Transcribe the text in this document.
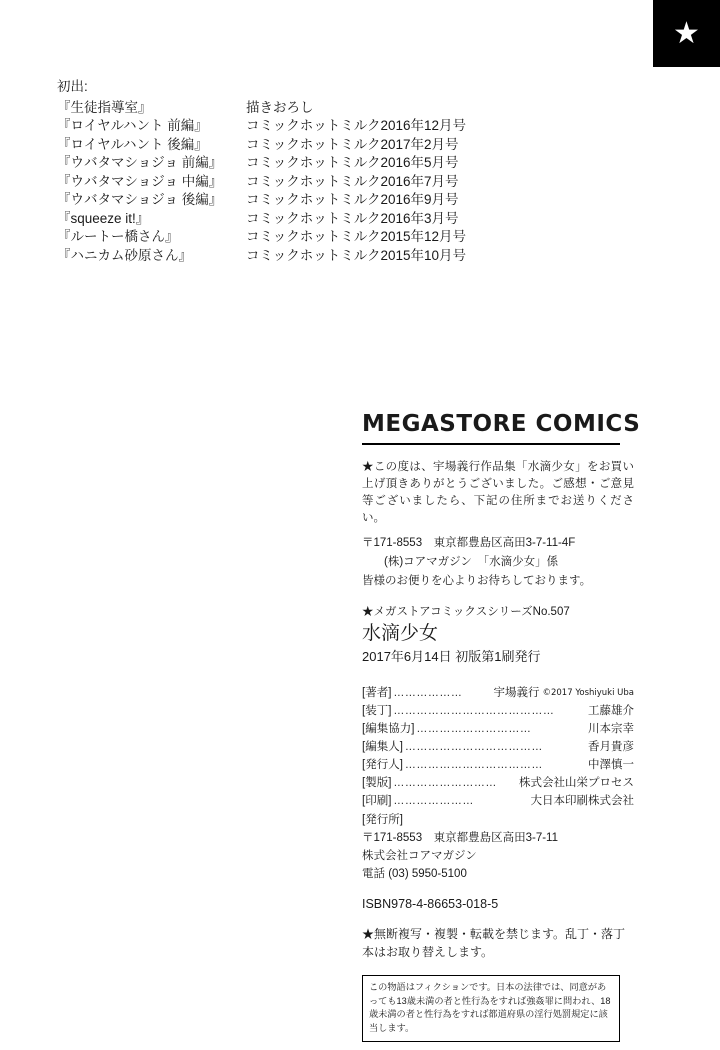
★
初出:
『生徒指導室』	描きおろし
『ロイヤルハント 前編』	コミックホットミルク2016年12月号
『ロイヤルハント 後編』	コミックホットミルク2017年2月号
『ウバタマショジョ 前編』	コミックホットミルク2016年5月号
『ウバタマショジョ 中編』	コミックホットミルク2016年7月号
『ウバタマショジョ 後編』	コミックホットミルク2016年9月号
『squeeze it!』	コミックホットミルク2016年3月号
『ルートー橋さん』	コミックホットミルク2015年12月号
『ハニカム砂原さん』	コミックホットミルク2015年10月号
MEGASTORE COMICS
★この度は、宇場義行作品集「水滴少女」をお買い上げ頂きありがとうございました。ご感想・ご意見等ございましたら、下記の住所までお送りください。
〒171-8553　東京都豊島区高田3-7-11-4F
(株)コアマガジン　「水滴少女」係
皆様のお便りを心よりお待ちしております。
★メガストアコミックスシリーズNo.507
水滴少女
2017年6月14日 初版第1刷発行
[著者] ………………	宇場義行 ©2017 Yoshiyuki Uba
[装丁] ……………………………………	工藤雄介
[編集協力] …………………………	川本宗幸
[編集人] ………………………………	香月貴彦
[発行人] ………………………………	中澤慎一
[製版] ………………………	株式会社山栄プロセス
[印刷] …………………	大日本印刷株式会社
[発行所]
〒171-8553　東京都豊島区高田3-7-11
株式会社コアマガジン
電話 (03) 5950-5100
ISBN978-4-86653-018-5
★無断複写・複製・転載を禁じます。乱丁・落丁
本はお取り替えします。
この物語はフィクションです。日本の法律では、同意があっても13歳未満の者と性行為をすれば強姦罪に問われ、18歳未満の者と性行為をすれば都道府県の淫行処罰規定に該当します。
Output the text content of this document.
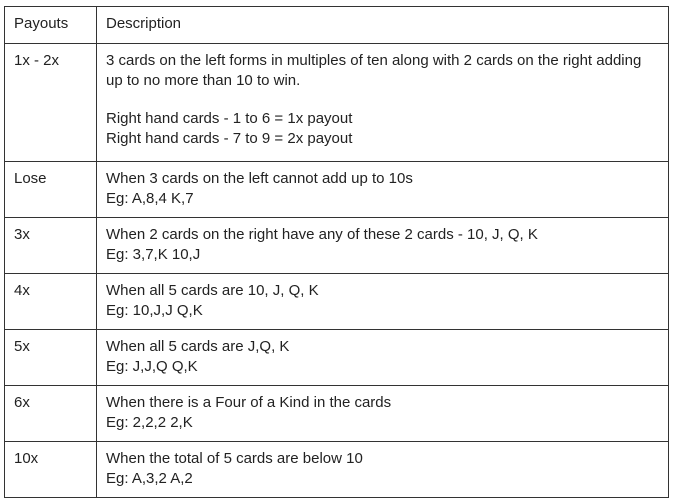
Payouts	Description
1x - 2x	3 cards on the left forms in multiples of ten along with 2 cards on the right adding up to no more than 10 to win.
Right hand cards - 1 to 6 = 1x payout
Right hand cards - 7 to 9 = 2x payout

Lose	When 3 cards on the left cannot add up to 10s
Eg: A,8,4 K,7

3x	When 2 cards on the right have any of these 2 cards - 10, J, Q, K
Eg: 3,7,K 10,J

4x	When all 5 cards are 10, J, Q, K
Eg: 10,J,J Q,K

5x	When all 5 cards are J,Q, K
Eg: J,J,Q Q,K

6x	When there is a Four of a Kind in the cards
Eg: 2,2,2 2,K

10x	When the total of 5 cards are below 10
Eg: A,3,2 A,2
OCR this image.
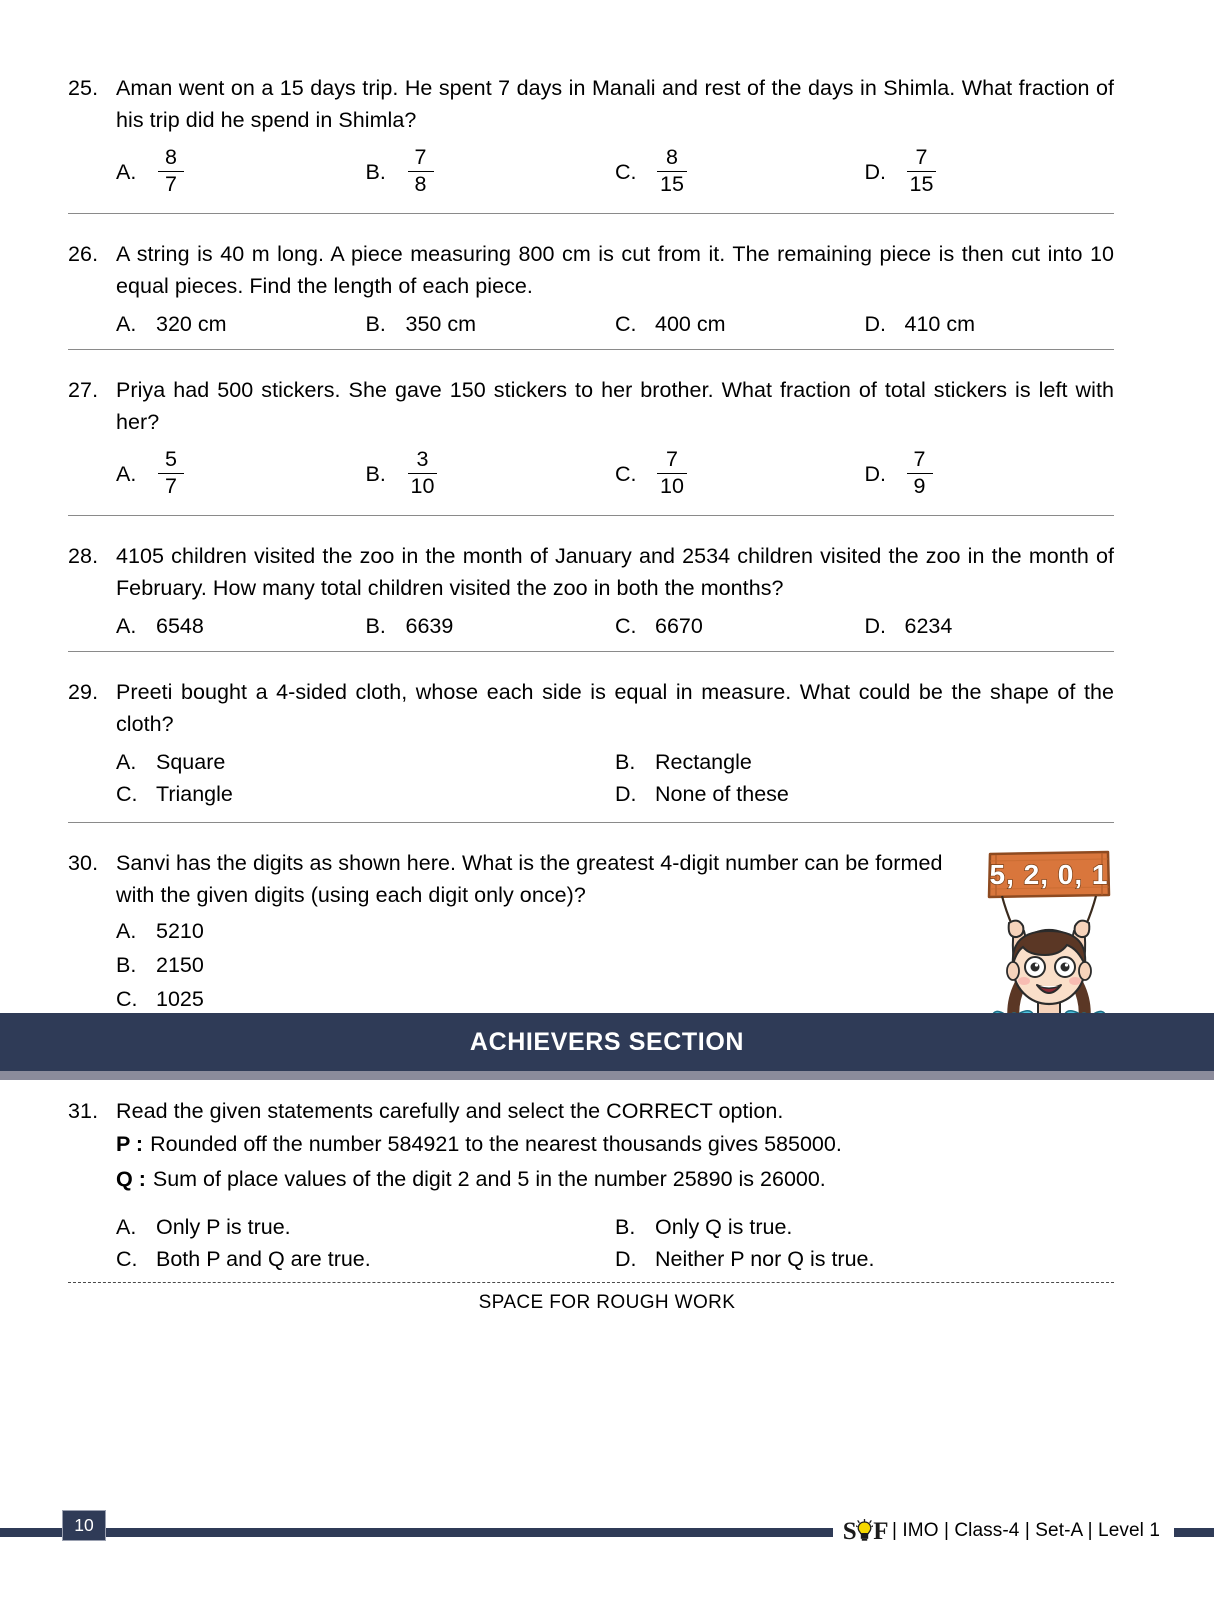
25. Aman went on a 15 days trip. He spent 7 days in Manali and rest of the days in Shimla. What fraction of his trip did he spend in Shimla?
A.	$\frac{8}{7}$	B.	$\frac{7}{8}$	C. $\frac{8}{15}$	D. $\frac{7}{15}$
26. A string is 40 m long. A piece measuring 800 cm is cut from it. The remaining piece is then cut into 10 equal pieces. Find the length of each piece.
A. 320 cm	B. 350 cm	C. 400 cm	D. 410 cm
27. Priya had 500 stickers. She gave 150 stickers to her brother. What fraction of total stickers is left with her?
A.	$\frac{5}{7}$	B.	$\frac{3}{10}$	C. $\frac{7}{10}$	D. $\frac{7}{9}$
28. 4105 children visited the zoo in the month of January and 2534 children visited the zoo in the month of February. How many total children visited the zoo in both the months?
A. 6548	B. 6639	C. 6670	D. 6234
29. Preeti bought a 4-sided cloth, whose each side is equal in measure. What could be the shape of the cloth?
A. Square	B. Rectangle
C. Triangle	D. None of these
30. Sanvi has the digits as shown here. What is the greatest 4-digit number can be formed with the given digits (using each digit only once)?
A. 5210
B. 2150
C. 1025
5, 2, 0, 1
ACHIEVERS SECTION
31. Read the given statements carefully and select the CORRECT option.
P : Rounded off the number 584921 to the nearest thousands gives 585000.
Q : Sum of place values of the digit 2 and 5 in the number 25890 is 26000.
A. Only P is true.	B. Only Q is true.
C. Both P and Q are true.	D. Neither P nor Q is true.
SPACE FOR ROUGH WORK
10	S F | IMO | Class-4 | Set-A | Level 1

###

◆ What to produce
Leave the pictures out, and print every line of the listing exactly as written.

◆ Written solution
Transcribe the text in this document.
★
初出:
『生徒指導室』	描きおろし
『ロイヤルハント 前編』	コミックホットミルク2016年12月号
『ロイヤルハント 後編』	コミックホットミルク2017年2月号
『ウバタマショジョ 前編』	コミックホットミルク2016年5月号
『ウバタマショジョ 中編』	コミックホットミルク2016年7月号
『ウバタマショジョ 後編』	コミックホットミルク2016年9月号
『squeeze it!』	コミックホットミルク2016年3月号
『ルートー橋さん』	コミックホットミルク2015年12月号
『ハニカム砂原さん』	コミックホットミルク2015年10月号
MEGASTORE COMICS
★この度は、宇場義行作品集「水滴少女」をお買い上げ頂きありがとうございました。ご感想・ご意見等ございましたら、下記の住所までお送りください。
〒171-8553　東京都豊島区高田3-7-11-4F
(株)コアマガジン　「水滴少女」係
皆様のお便りを心よりお待ちしております。
★メガストアコミックスシリーズNo.507
水滴少女
2017年6月14日 初版第1刷発行
[著者] ………………	宇場義行 ©2017 Yoshiyuki Uba
[装丁] ……………………………………	工藤雄介
[編集協力] …………………………	川本宗幸
[編集人] ………………………………	香月貴彦
[発行人] ………………………………	中澤慎一
[製版] ………………………	株式会社山栄プロセス
[印刷] …………………	大日本印刷株式会社
[発行所]
〒171-8553　東京都豊島区高田3-7-11
株式会社コアマガジン
電話 (03) 5950-5100
ISBN978-4-86653-018-5
★無断複写・複製・転載を禁じます。乱丁・落丁
本はお取り替えします。
この物語はフィクションです。日本の法律では、同意があっても13歳未満の者と性行為をすれば強姦罪に問われ、18歳未満の者と性行為をすれば都道府県の淫行処罰規定に該当します。
Output the text content of this document.
Payouts	Description
1x - 2x	3 cards on the left forms in multiples of ten along with 2 cards on the right adding up to no more than 10 to win.
Right hand cards - 1 to 6 = 1x payout
Right hand cards - 7 to 9 = 2x payout

Lose	When 3 cards on the left cannot add up to 10s
Eg: A,8,4 K,7

3x	When 2 cards on the right have any of these 2 cards - 10, J, Q, K
Eg: 3,7,K 10,J

4x	When all 5 cards are 10, J, Q, K
Eg: 10,J,J Q,K

5x	When all 5 cards are J,Q, K
Eg: J,J,Q Q,K

6x	When there is a Four of a Kind in the cards
Eg: 2,2,2 2,K

10x	When the total of 5 cards are below 10
Eg: A,3,2 A,2
OCR this image.
25. Aman went on a 15 days trip. He spent 7 days in Manali and rest of the days in Shimla. What fraction of his trip did he spend in Shimla?
A.	$\frac{8}{7}$	B.	$\frac{7}{8}$	C. $\frac{8}{15}$	D. $\frac{7}{15}$
26. A string is 40 m long. A piece measuring 800 cm is cut from it. The remaining piece is then cut into 10 equal pieces. Find the length of each piece.
A. 320 cm	B. 350 cm	C. 400 cm	D. 410 cm
27. Priya had 500 stickers. She gave 150 stickers to her brother. What fraction of total stickers is left with her?
A.	$\frac{5}{7}$	B.	$\frac{3}{10}$	C. $\frac{7}{10}$	D. $\frac{7}{9}$
28. 4105 children visited the zoo in the month of January and 2534 children visited the zoo in the month of February. How many total children visited the zoo in both the months?
A. 6548	B. 6639	C. 6670	D. 6234
29. Preeti bought a 4-sided cloth, whose each side is equal in measure. What could be the shape of the cloth?
A. Square	B. Rectangle
C. Triangle	D. None of these
30. Sanvi has the digits as shown here. What is the greatest 4-digit number can be formed with the given digits (using each digit only once)?
A. 5210
B. 2150
C. 1025
5, 2, 0, 1
ACHIEVERS SECTION
31. Read the given statements carefully and select the CORRECT option.
P : Rounded off the number 584921 to the nearest thousands gives 585000.
Q : Sum of place values of the digit 2 and 5 in the number 25890 is 26000.
A. Only P is true.	B. Only Q is true.
C. Both P and Q are true.	D. Neither P nor Q is true.
SPACE FOR ROUGH WORK
10	S F | IMO | Class-4 | Set-A | Level 1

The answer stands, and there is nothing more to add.